Exercise details: Filter the records below and copy every line containing the word "visualize".

Records shown:
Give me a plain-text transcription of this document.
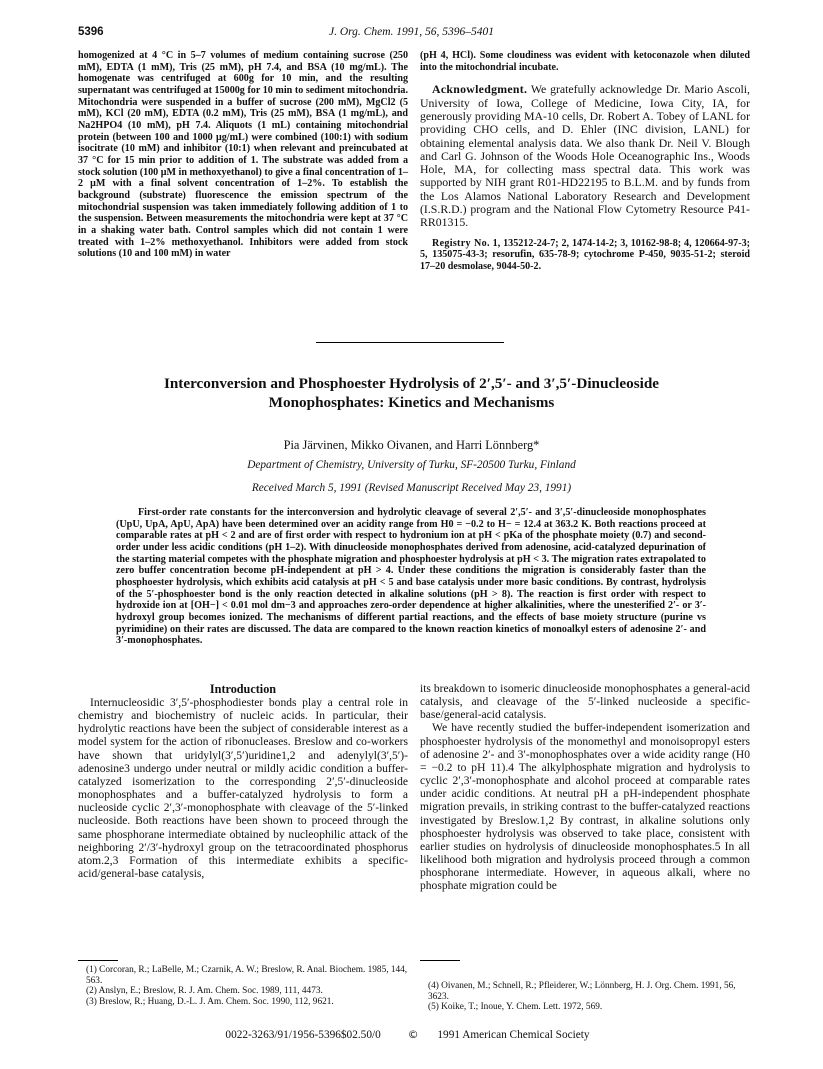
5396	J. Org. Chem. 1991, 56, 5396–5401
homogenized at 4 °C in 5–7 volumes of medium containing sucrose (250 mM), EDTA (1 mM), Tris (25 mM), pH 7.4, and BSA (10 mg/mL). The homogenate was centrifuged at 600g for 10 min, and the resulting supernatant was centrifuged at 15000g for 10 min to sediment mitochondria. Mitochondria were suspended in a buffer of sucrose (200 mM), MgCl2 (5 mM), KCl (20 mM), EDTA (0.2 mM), Tris (25 mM), BSA (1 mg/mL), and Na2HPO4 (10 mM), pH 7.4. Aliquots (1 mL) containing mitochondrial protein (between 100 and 1000 μg/mL) were combined (100:1) with sodium isocitrate (10 mM) and inhibitor (10:1) when relevant and preincubated at 37 °C for 15 min prior to addition of 1. The substrate was added from a stock solution (100 μM in methoxyethanol) to give a final concentration of 1–2 μM with a final solvent concentration of 1–2%. To establish the background (substrate) fluorescence the emission spectrum of the mitochondrial suspension was taken immediately following addition of 1 to the suspension. Between measurements the mitochondria were kept at 37 °C in a shaking water bath. Control samples which did not contain 1 were treated with 1–2% methoxyethanol. Inhibitors were added from stock solutions (10 and 100 mM) in water

(pH 4, HCl). Some cloudiness was evident with ketoconazole when diluted into the mitochondrial incubate.

Acknowledgment. We gratefully acknowledge Dr. Mario Ascoli, University of Iowa, College of Medicine, Iowa City, IA, for generously providing MA-10 cells, Dr. Robert A. Tobey of LANL for providing CHO cells, and D. Ehler (INC division, LANL) for obtaining elemental analysis data. We also thank Dr. Neil V. Blough and Carl G. Johnson of the Woods Hole Oceanographic Ins., Woods Hole, MA, for collecting mass spectral data. This work was supported by NIH grant R01-HD22195 to B.L.M. and by funds from the Los Alamos National Laboratory Research and Development (I.S.R.D.) program and the National Flow Cytometry Resource P41-RR01315.

Registry No. 1, 135212-24-7; 2, 1474-14-2; 3, 10162-98-8; 4, 120664-97-3; 5, 135075-43-3; resorufin, 635-78-9; cytochrome P-450, 9035-51-2; steroid 17–20 desmolase, 9044-50-2.

Interconversion and Phosphoester Hydrolysis of 2′,5′- and 3′,5′-Dinucleoside
Monophosphates: Kinetics and Mechanisms

Pia Järvinen, Mikko Oivanen, and Harri Lönnberg*

Department of Chemistry, University of Turku, SF-20500 Turku, Finland

Received March 5, 1991 (Revised Manuscript Received May 23, 1991)

First-order rate constants for the interconversion and hydrolytic cleavage of several 2′,5′- and 3′,5′-dinucleoside monophosphates (UpU, UpA, ApU, ApA) have been determined over an acidity range from H0 = −0.2 to H− = 12.4 at 363.2 K. Both reactions proceed at comparable rates at pH < 2 and are of first order with respect to hydronium ion at pH < pKa of the phosphate moiety (0.7) and second-order under less acidic conditions (pH 1–2). With dinucleoside monophosphates derived from adenosine, acid-catalyzed depurination of the starting material competes with the phosphate migration and phosphoester hydrolysis at pH < 3. The migration rates extrapolated to zero buffer concentration become pH-independent at pH > 4. Under these conditions the migration is considerably faster than the phosphoester hydrolysis, which exhibits acid catalysis at pH < 5 and base catalysis under more basic conditions. By contrast, hydrolysis of the 5′-phosphoester bond is the only reaction detected in alkaline solutions (pH > 8). The reaction is first order with respect to hydroxide ion at [OH−] < 0.01 mol dm−3 and approaches zero-order dependence at higher alkalinities, where the unesterified 2′- or 3′-hydroxyl group becomes ionized. The mechanisms of different partial reactions, and the effects of base moiety structure (purine vs pyrimidine) on their rates are discussed. The data are compared to the known reaction kinetics of monoalkyl esters of adenosine 2′- and 3′-monophosphates.

Introduction

Internucleosidic 3′,5′-phosphodiester bonds play a central role in chemistry and biochemistry of nucleic acids. In particular, their hydrolytic reactions have been the subject of considerable interest as a model system for the action of ribonucleases. Breslow and co-workers have shown that uridylyl(3′,5′)uridine1,2 and adenylyl(3′,5′)-adenosine3 undergo under neutral or mildly acidic condition a buffer-catalyzed isomerization to the corresponding 2′,5′-dinucleoside monophosphates and a buffer-catalyzed hydrolysis to form a nucleoside cyclic 2′,3′-monophosphate with cleavage of the 5′-linked nucleoside. Both reactions have been shown to proceed through the same phosphorane intermediate obtained by nucleophilic attack of the neighboring 2′/3′-hydroxyl group on the tetracoordinated phosphorus atom.2,3 Formation of this intermediate exhibits a specific-acid/general-base catalysis,

its breakdown to isomeric dinucleoside monophosphates a general-acid catalysis, and cleavage of the 5′-linked nucleoside a specific-base/general-acid catalysis.

We have recently studied the buffer-independent isomerization and phosphoester hydrolysis of the monomethyl and monoisopropyl esters of adenosine 2′- and 3′-monophosphates over a wide acidity range (H0 = −0.2 to pH 11).4 The alkylphosphate migration and hydrolysis to cyclic 2′,3′-monophosphate and alcohol proceed at comparable rates under acidic conditions. At neutral pH a pH-independent phosphate migration prevails, in striking contrast to the buffer-catalyzed reactions investigated by Breslow.1,2 By contrast, in alkaline solutions only phosphoester hydrolysis was observed to take place, consistent with earlier studies on hydrolysis of dinucleoside monophosphates.5 In all likelihood both migration and hydrolysis proceed through a common phosphorane intermediate. However, in aqueous alkali, where no phosphate migration could be

(1) Corcoran, R.; LaBelle, M.; Czarnik, A. W.; Breslow, R. Anal. Biochem. 1985, 144, 563.

(2) Anslyn, E.; Breslow, R. J. Am. Chem. Soc. 1989, 111, 4473.

(3) Breslow, R.; Huang, D.-L. J. Am. Chem. Soc. 1990, 112, 9621.

(4) Oivanen, M.; Schnell, R.; Pfleiderer, W.; Lönnberg, H. J. Org. Chem. 1991, 56, 3623.

(5) Koike, T.; Inoue, Y. Chem. Lett. 1972, 569.

0022-3263/91/1956-5396$02.50/0 © 1991 American Chemical Society
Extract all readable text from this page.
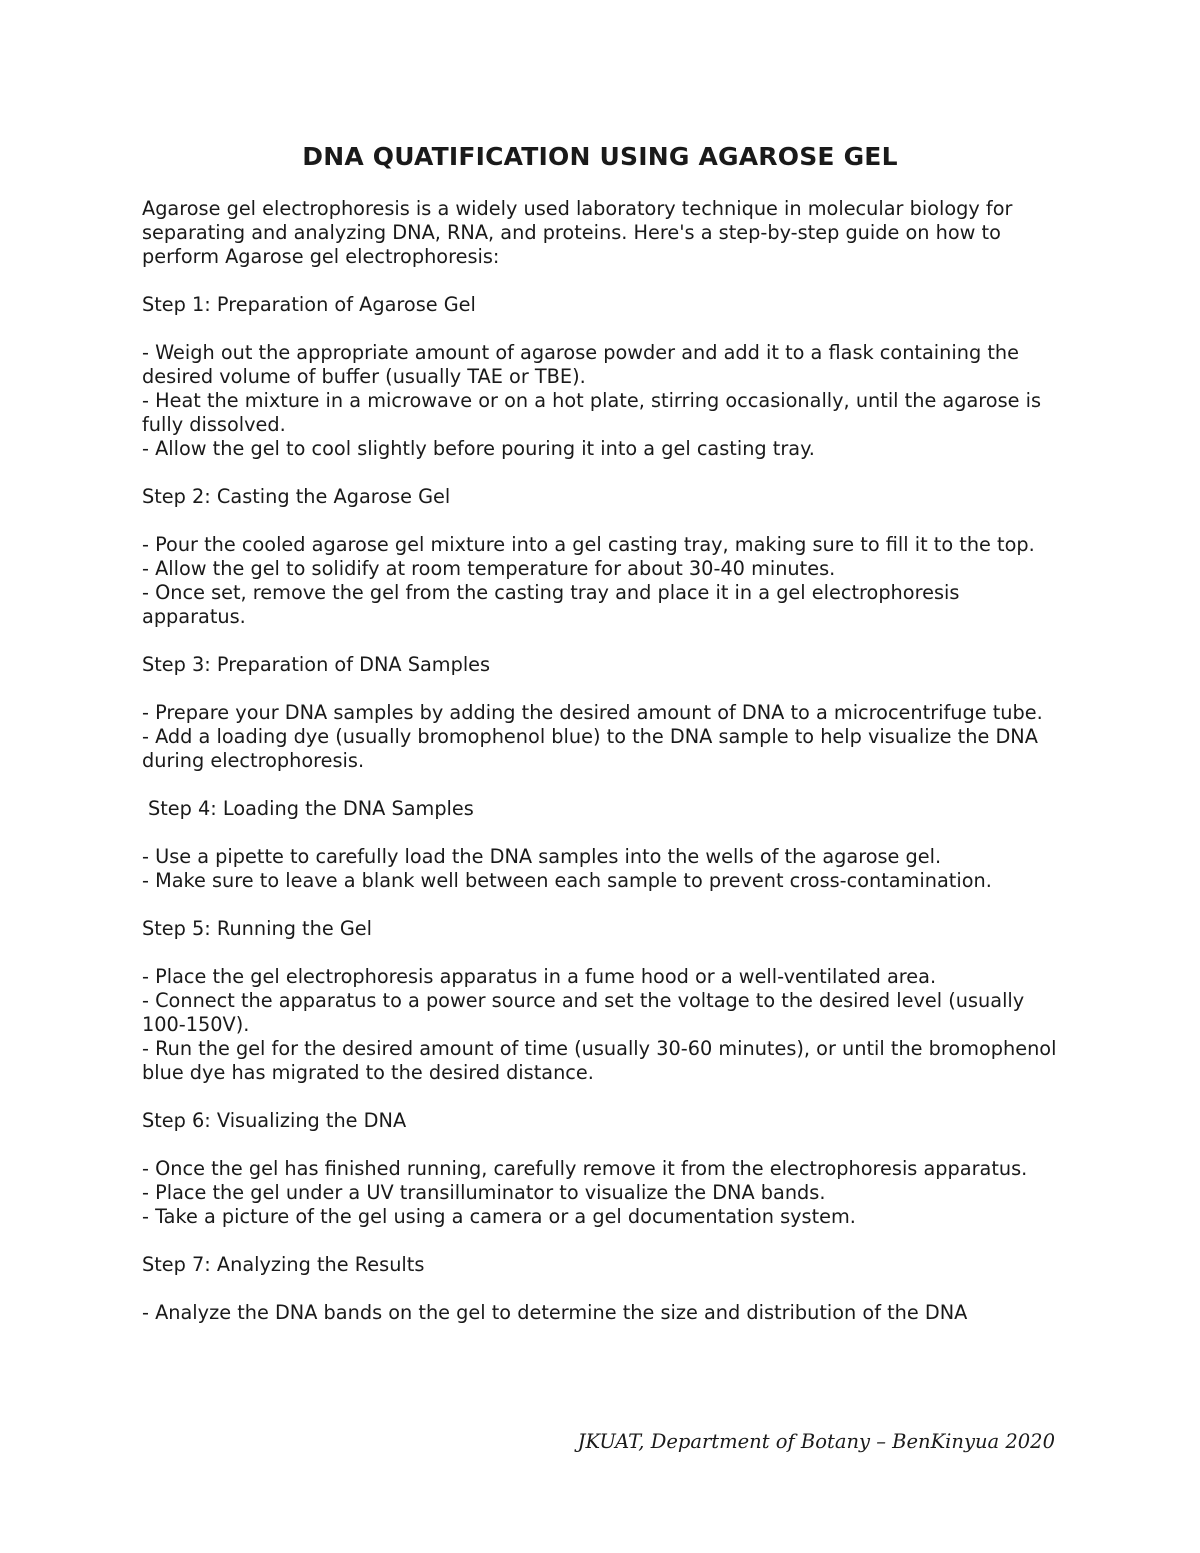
DNA QUATIFICATION USING AGAROSE GEL

Agarose gel electrophoresis is a widely used laboratory technique in molecular biology for separating and analyzing DNA, RNA, and proteins. Here's a step-by-step guide on how to perform Agarose gel electrophoresis:

Step 1: Preparation of Agarose Gel

- Weigh out the appropriate amount of agarose powder and add it to a flask containing the desired volume of buffer (usually TAE or TBE).

- Heat the mixture in a microwave or on a hot plate, stirring occasionally, until the agarose is fully dissolved.

- Allow the gel to cool slightly before pouring it into a gel casting tray.

Step 2: Casting the Agarose Gel

- Pour the cooled agarose gel mixture into a gel casting tray, making sure to fill it to the top.

- Allow the gel to solidify at room temperature for about 30-40 minutes.

- Once set, remove the gel from the casting tray and place it in a gel electrophoresis apparatus.

Step 3: Preparation of DNA Samples

- Prepare your DNA samples by adding the desired amount of DNA to a microcentrifuge tube.

- Add a loading dye (usually bromophenol blue) to the DNA sample to help visualize the DNA during electrophoresis.

Step 4: Loading the DNA Samples

- Use a pipette to carefully load the DNA samples into the wells of the agarose gel.

- Make sure to leave a blank well between each sample to prevent cross-contamination.

Step 5: Running the Gel

- Place the gel electrophoresis apparatus in a fume hood or a well-ventilated area.

- Connect the apparatus to a power source and set the voltage to the desired level (usually 100-150V).

- Run the gel for the desired amount of time (usually 30-60 minutes), or until the bromophenol blue dye has migrated to the desired distance.

Step 6: Visualizing the DNA

- Once the gel has finished running, carefully remove it from the electrophoresis apparatus.

- Place the gel under a UV transilluminator to visualize the DNA bands.

- Take a picture of the gel using a camera or a gel documentation system.

Step 7: Analyzing the Results

- Analyze the DNA bands on the gel to determine the size and distribution of the DNA

JKUAT, Department of Botany – BenKinyua 2020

Task solution:
- Add a loading dye (usually bromophenol blue) to the DNA sample to help visualize the DNA during electrophoresis.
- Place the gel under a UV transilluminator to visualize the DNA bands.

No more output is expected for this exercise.